- **Record extracts**:
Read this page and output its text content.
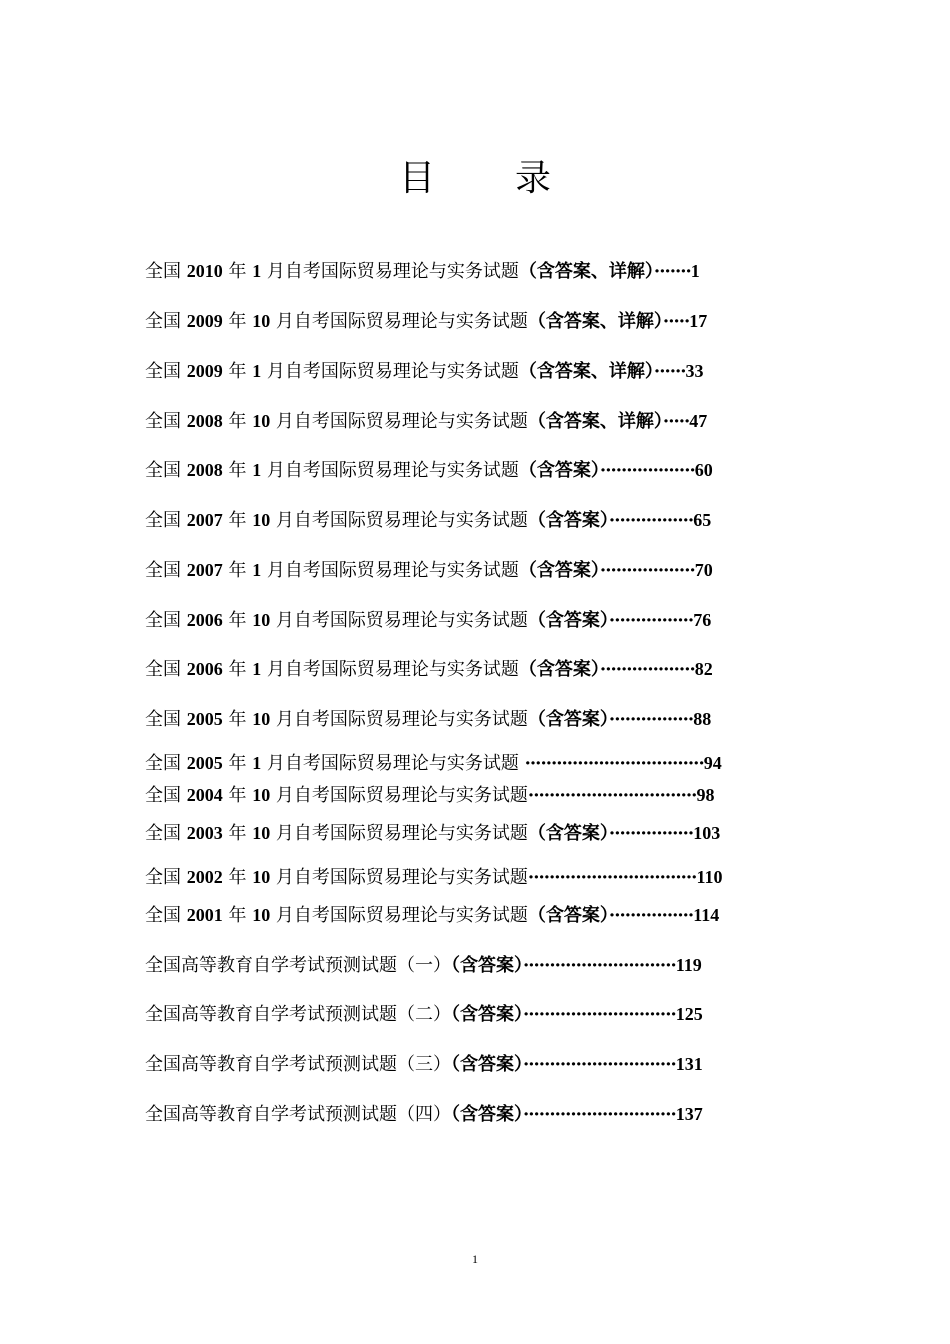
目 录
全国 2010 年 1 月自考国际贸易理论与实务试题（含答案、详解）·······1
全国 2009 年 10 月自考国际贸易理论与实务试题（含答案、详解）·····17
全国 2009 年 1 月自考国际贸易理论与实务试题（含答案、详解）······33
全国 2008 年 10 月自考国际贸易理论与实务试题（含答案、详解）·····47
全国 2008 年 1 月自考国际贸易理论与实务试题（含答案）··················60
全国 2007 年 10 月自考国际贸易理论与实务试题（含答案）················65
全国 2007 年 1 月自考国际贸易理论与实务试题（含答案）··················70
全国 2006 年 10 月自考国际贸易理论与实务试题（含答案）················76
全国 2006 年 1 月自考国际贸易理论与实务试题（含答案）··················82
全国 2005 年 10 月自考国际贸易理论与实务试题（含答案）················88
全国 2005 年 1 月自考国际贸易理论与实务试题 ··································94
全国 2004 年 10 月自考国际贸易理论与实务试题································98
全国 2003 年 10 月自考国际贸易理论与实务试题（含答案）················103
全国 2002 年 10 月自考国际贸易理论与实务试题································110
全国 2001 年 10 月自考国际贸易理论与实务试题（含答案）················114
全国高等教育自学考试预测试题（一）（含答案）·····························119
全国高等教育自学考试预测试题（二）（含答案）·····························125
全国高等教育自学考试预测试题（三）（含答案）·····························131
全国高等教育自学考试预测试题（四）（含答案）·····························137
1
--
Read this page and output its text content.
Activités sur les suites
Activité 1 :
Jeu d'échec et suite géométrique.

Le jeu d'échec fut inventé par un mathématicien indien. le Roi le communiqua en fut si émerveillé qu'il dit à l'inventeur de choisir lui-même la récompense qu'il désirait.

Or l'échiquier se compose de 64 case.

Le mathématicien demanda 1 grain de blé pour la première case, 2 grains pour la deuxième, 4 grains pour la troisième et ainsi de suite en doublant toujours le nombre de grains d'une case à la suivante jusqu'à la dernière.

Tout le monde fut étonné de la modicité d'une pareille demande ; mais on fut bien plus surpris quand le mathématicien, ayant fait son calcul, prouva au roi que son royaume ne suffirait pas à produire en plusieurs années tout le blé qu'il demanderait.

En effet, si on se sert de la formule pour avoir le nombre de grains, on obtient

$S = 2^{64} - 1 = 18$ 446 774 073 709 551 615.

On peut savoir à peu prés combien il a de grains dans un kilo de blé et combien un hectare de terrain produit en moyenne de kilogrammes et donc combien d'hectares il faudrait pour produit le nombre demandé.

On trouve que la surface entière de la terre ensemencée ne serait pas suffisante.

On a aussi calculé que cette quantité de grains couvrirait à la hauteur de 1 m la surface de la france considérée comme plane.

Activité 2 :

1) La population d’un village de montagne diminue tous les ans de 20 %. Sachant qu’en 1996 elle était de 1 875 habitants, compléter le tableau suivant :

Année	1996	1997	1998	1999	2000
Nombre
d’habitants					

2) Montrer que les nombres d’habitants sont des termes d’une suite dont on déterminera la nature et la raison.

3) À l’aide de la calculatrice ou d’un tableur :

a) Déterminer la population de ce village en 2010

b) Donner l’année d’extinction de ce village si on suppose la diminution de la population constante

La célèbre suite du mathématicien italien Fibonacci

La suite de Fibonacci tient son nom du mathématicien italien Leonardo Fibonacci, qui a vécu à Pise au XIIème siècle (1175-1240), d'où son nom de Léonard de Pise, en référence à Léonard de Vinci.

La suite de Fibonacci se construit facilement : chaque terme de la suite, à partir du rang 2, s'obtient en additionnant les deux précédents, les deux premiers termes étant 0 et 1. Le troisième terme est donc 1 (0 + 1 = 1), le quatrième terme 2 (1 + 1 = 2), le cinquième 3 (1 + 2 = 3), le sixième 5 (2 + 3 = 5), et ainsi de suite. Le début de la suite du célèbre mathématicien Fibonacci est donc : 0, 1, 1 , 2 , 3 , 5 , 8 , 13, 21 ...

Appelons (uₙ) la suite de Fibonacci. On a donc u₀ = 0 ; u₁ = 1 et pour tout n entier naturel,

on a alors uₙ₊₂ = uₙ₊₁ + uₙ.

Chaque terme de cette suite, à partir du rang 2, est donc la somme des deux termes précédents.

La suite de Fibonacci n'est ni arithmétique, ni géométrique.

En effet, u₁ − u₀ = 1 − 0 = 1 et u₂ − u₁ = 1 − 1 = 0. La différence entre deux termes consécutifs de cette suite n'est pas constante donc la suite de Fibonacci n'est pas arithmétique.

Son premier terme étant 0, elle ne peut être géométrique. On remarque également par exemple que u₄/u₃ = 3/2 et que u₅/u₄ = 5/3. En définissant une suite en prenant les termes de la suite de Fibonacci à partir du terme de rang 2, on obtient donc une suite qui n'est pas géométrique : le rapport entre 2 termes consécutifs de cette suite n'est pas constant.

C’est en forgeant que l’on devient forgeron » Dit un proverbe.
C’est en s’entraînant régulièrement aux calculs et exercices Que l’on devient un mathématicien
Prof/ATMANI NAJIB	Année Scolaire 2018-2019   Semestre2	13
==
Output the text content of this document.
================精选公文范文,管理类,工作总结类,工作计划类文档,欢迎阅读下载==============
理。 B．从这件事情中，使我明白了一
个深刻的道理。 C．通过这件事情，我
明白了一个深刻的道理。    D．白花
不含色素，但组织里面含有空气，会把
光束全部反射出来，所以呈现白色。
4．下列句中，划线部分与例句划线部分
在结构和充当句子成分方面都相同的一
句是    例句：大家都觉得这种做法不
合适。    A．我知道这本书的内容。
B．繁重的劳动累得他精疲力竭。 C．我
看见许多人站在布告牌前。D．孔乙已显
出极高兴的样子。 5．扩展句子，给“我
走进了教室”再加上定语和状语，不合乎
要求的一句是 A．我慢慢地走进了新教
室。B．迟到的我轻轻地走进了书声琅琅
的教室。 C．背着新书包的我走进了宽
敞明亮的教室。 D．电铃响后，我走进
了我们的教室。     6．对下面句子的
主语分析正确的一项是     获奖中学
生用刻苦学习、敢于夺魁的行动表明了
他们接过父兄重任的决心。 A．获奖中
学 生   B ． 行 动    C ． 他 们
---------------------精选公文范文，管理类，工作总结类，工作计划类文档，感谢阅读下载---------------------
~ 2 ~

- **Requirements**: Copy down every line of the material above that includes the string "cette".

- **The response**:
On a aussi calculé que cette quantité de grains couvrirait à la hauteur de 1 m la surface de la france considérée comme plane.
Chaque terme de cette suite, à partir du rang 2, est donc la somme des deux termes précédents.
En effet, u₁ − u₀ = 1 − 0 = 1 et u₂ − u₁ = 1 − 1 = 0. La différence entre deux termes consécutifs de cette suite n'est pas constante donc la suite de Fibonacci n'est pas arithmétique.
Son premier terme étant 0, elle ne peut être géométrique. On remarque également par exemple que u₄/u₃ = 3/2 et que u₅/u₄ = 5/3. En définissant une suite en prenant les termes de la suite de Fibonacci à partir du terme de rang 2, on obtient donc une suite qui n'est pas géométrique : le rapport entre 2 termes consécutifs de cette suite n'est pas constant.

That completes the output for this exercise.